What the exercise asks >>
Extract and list every line that contains the word "Examples".

(Dataset records)
^^^^

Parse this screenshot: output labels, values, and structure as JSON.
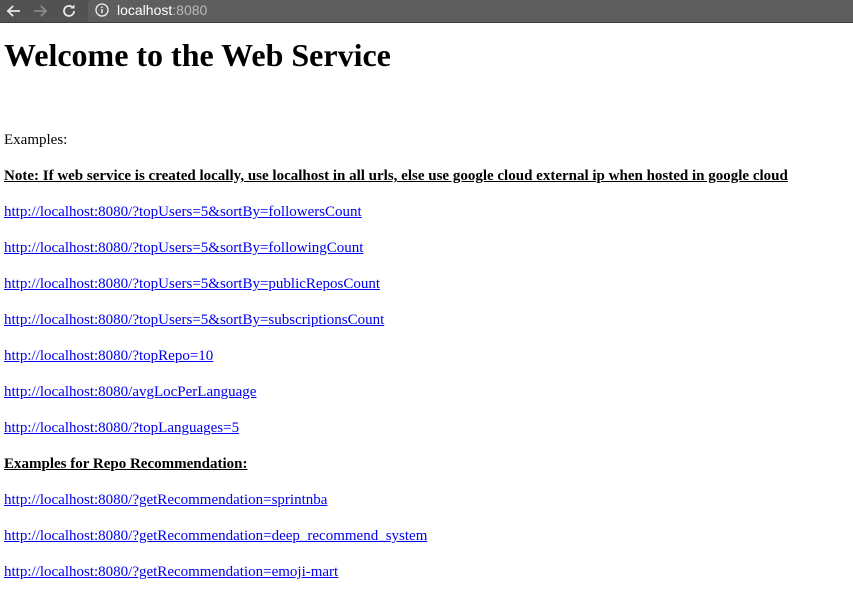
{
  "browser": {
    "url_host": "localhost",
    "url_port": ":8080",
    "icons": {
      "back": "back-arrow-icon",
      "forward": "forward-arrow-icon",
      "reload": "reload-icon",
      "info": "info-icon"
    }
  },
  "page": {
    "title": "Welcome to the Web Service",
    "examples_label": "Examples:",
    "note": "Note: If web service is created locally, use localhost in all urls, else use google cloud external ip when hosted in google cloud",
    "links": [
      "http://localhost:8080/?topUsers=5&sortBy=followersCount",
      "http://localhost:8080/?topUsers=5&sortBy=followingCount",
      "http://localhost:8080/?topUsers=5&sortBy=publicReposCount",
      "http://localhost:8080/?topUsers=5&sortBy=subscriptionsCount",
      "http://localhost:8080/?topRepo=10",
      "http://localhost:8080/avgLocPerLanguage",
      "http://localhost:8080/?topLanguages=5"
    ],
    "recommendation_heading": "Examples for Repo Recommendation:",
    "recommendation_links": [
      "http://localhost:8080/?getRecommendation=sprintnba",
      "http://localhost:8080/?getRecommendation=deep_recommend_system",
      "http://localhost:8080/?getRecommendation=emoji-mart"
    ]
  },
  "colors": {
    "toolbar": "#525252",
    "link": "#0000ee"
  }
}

^^^^

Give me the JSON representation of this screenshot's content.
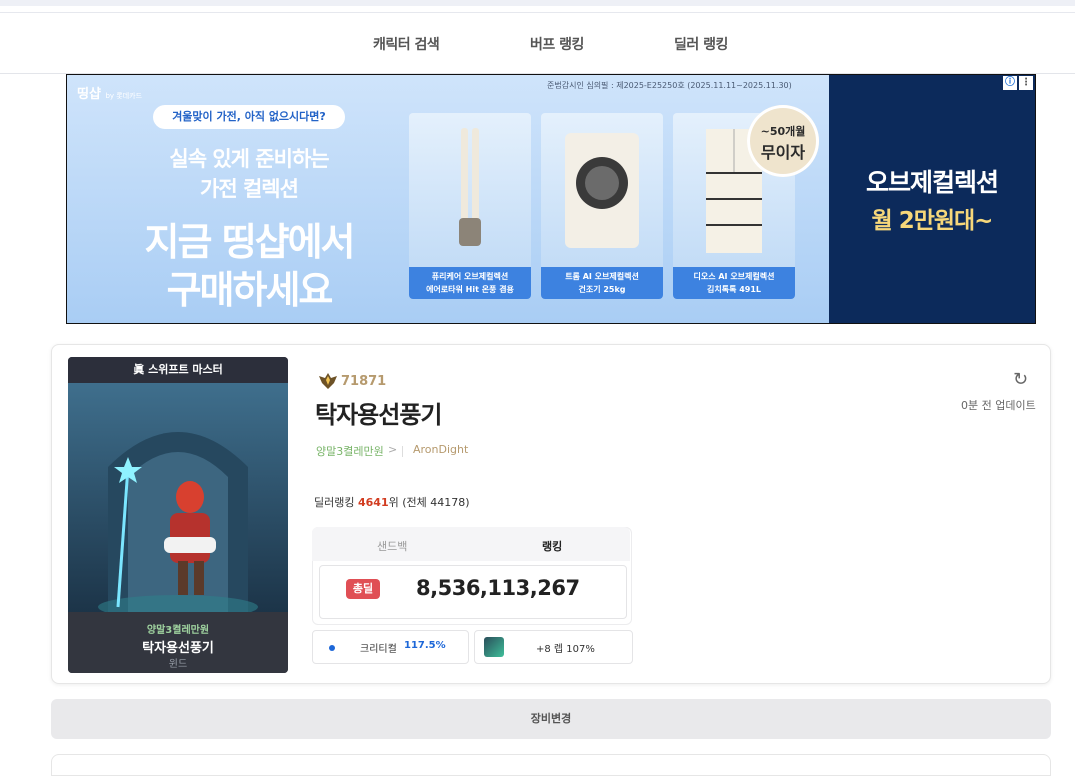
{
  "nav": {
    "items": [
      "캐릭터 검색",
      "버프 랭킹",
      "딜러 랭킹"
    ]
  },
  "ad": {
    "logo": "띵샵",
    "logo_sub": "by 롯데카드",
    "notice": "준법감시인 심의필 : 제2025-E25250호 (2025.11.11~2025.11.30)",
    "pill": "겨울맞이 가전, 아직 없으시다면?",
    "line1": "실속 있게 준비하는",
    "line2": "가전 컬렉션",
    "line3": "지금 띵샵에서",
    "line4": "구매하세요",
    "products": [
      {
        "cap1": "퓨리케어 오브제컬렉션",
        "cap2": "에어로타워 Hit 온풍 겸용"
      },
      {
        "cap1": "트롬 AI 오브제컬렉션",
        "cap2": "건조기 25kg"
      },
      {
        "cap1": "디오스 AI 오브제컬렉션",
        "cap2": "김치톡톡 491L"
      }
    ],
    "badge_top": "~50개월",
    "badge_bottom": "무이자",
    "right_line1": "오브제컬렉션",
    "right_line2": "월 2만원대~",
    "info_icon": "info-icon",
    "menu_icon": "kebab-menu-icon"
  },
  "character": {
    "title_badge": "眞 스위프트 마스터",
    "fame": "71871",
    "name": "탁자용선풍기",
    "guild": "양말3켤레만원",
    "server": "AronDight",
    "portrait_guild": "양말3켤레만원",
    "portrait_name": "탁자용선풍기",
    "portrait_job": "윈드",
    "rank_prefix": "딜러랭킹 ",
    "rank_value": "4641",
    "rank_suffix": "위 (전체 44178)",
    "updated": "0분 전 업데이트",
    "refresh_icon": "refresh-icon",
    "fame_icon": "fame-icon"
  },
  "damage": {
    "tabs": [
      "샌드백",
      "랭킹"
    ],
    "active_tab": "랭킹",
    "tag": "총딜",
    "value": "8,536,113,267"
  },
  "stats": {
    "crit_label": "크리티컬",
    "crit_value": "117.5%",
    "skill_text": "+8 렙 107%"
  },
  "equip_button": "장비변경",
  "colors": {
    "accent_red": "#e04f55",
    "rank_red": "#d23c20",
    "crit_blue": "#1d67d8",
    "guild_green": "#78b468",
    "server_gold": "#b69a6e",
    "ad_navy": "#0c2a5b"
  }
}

^^^^

Written response >>
    "examples_label": "Examples:",
    "recommendation_heading": "Examples for Repo Recommendation:",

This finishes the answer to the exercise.